◆ Aim ◆
Reproduce the data between the line holding "For every button, label, input, icon, or" and the line holding "weather-text-part: humidity 39%", inclusive, with nothing changed.

[Listings of boxed layout items]
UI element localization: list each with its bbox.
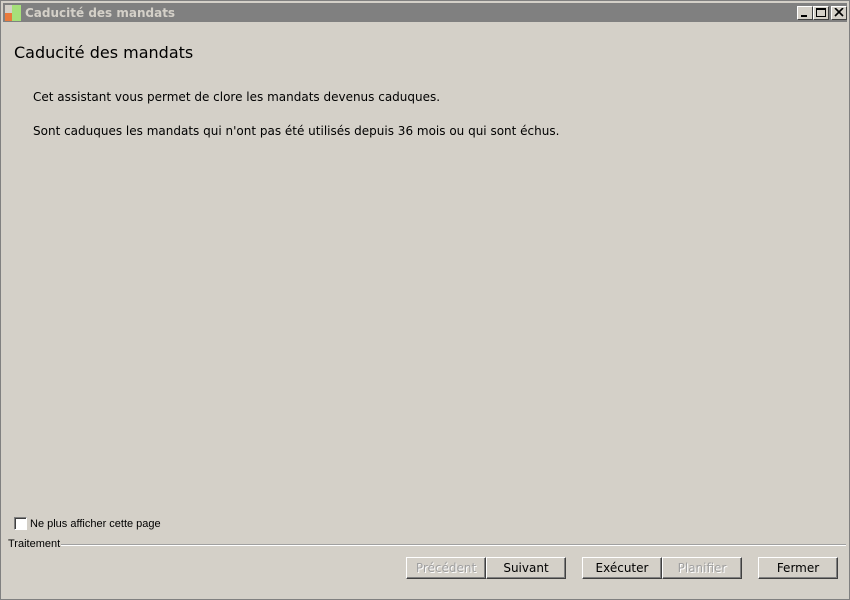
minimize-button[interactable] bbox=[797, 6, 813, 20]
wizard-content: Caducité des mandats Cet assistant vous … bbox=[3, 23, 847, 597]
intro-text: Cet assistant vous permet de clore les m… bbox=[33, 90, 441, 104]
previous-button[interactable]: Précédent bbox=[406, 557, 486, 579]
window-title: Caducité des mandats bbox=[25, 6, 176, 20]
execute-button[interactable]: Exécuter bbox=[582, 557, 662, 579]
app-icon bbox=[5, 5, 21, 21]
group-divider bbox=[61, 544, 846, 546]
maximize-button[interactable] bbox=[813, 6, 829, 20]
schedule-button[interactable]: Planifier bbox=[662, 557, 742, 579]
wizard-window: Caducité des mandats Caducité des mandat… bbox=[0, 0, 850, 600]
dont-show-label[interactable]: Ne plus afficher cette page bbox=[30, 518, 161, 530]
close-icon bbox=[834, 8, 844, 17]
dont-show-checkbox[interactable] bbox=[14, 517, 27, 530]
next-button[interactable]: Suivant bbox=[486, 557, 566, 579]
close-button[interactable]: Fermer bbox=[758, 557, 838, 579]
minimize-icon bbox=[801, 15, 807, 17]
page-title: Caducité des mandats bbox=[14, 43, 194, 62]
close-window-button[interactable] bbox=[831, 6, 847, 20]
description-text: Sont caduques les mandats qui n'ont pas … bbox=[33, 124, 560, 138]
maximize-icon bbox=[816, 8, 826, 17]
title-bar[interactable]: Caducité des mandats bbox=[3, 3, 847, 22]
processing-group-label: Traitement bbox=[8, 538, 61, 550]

* * *

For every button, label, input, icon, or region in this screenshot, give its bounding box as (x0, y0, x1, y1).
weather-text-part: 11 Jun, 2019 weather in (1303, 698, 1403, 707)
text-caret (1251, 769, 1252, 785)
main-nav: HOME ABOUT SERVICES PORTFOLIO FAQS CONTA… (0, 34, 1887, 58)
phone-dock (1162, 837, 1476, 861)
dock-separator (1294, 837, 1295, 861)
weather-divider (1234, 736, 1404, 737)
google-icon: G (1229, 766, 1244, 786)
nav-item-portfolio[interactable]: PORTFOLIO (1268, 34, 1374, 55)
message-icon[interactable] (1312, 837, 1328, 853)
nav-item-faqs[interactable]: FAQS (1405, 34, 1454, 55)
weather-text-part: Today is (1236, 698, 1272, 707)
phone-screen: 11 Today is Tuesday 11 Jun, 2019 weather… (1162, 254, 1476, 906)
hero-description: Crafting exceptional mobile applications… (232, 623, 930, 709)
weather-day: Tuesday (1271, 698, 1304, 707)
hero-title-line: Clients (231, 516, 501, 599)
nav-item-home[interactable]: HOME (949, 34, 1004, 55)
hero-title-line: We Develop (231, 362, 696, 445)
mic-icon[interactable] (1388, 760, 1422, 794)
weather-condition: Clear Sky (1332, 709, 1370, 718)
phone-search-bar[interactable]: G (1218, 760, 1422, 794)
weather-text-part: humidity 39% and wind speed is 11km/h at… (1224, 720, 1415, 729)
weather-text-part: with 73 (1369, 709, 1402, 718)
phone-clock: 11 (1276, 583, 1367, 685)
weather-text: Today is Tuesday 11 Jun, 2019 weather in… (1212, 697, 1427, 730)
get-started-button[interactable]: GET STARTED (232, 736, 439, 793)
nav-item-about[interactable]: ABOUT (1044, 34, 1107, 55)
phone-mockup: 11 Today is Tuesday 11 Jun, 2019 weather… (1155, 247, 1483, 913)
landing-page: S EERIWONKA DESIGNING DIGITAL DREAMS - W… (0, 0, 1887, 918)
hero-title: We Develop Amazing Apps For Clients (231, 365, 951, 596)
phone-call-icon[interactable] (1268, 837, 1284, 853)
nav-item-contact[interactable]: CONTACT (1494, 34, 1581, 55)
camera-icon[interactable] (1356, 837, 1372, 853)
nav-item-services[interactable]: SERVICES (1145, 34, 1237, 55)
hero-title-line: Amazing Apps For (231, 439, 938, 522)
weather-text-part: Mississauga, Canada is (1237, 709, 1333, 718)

* * *

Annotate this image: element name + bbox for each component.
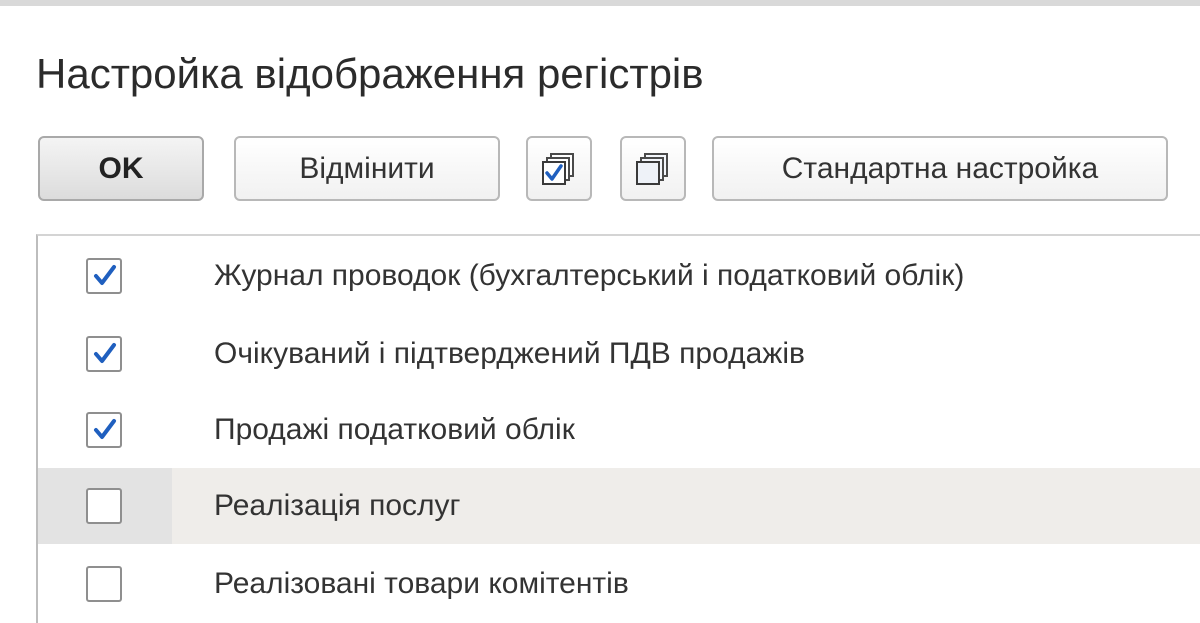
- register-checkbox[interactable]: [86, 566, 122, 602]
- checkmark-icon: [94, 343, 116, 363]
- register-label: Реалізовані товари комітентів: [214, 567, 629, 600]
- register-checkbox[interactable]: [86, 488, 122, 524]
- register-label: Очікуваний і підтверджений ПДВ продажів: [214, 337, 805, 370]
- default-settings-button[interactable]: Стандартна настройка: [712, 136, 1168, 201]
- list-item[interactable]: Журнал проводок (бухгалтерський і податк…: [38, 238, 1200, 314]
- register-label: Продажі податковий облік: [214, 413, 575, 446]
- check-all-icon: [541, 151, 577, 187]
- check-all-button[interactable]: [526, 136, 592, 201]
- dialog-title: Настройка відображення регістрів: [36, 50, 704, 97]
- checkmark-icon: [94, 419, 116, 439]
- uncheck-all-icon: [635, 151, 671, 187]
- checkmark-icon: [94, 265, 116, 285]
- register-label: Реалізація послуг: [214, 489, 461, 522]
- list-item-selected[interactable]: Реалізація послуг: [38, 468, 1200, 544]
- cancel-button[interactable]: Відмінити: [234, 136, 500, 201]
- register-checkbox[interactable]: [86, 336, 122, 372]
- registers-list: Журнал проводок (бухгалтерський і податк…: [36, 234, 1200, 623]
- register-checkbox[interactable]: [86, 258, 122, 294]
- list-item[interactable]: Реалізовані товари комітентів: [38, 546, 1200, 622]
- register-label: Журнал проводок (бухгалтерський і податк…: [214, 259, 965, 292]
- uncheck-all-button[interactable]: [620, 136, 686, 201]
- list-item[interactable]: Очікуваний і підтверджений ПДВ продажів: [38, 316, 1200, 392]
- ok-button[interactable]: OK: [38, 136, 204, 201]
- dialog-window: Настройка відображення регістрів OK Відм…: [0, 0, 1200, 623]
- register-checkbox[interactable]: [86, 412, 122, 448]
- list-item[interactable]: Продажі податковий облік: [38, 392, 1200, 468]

◆ Response to the exercise ◆
For every button, label, input, icon, or region in this screenshot, give its bounding box as (x0, y0, x1, y1).
weather-text-part: 11 Jun, 2019 weather in (1303, 698, 1403, 707)
text-caret (1251, 769, 1252, 785)
main-nav: HOME ABOUT SERVICES PORTFOLIO FAQS CONTA… (0, 34, 1887, 58)
phone-dock (1162, 837, 1476, 861)
dock-separator (1294, 837, 1295, 861)
weather-divider (1234, 736, 1404, 737)
google-icon: G (1229, 766, 1244, 786)
nav-item-portfolio[interactable]: PORTFOLIO (1268, 34, 1374, 55)
message-icon[interactable] (1312, 837, 1328, 853)
nav-item-faqs[interactable]: FAQS (1405, 34, 1454, 55)
weather-text-part: Today is (1236, 698, 1272, 707)
phone-screen: 11 Today is Tuesday 11 Jun, 2019 weather… (1162, 254, 1476, 906)
hero-description: Crafting exceptional mobile applications… (232, 623, 930, 709)
weather-day: Tuesday (1271, 698, 1304, 707)
hero-title-line: Clients (231, 516, 501, 599)
nav-item-home[interactable]: HOME (949, 34, 1004, 55)
hero-title-line: We Develop (231, 362, 696, 445)
mic-icon[interactable] (1388, 760, 1422, 794)
weather-condition: Clear Sky (1332, 709, 1370, 718)
phone-search-bar[interactable]: G (1218, 760, 1422, 794)
weather-text-part: humidity 39% and wind speed is 11km/h at… (1224, 720, 1415, 729)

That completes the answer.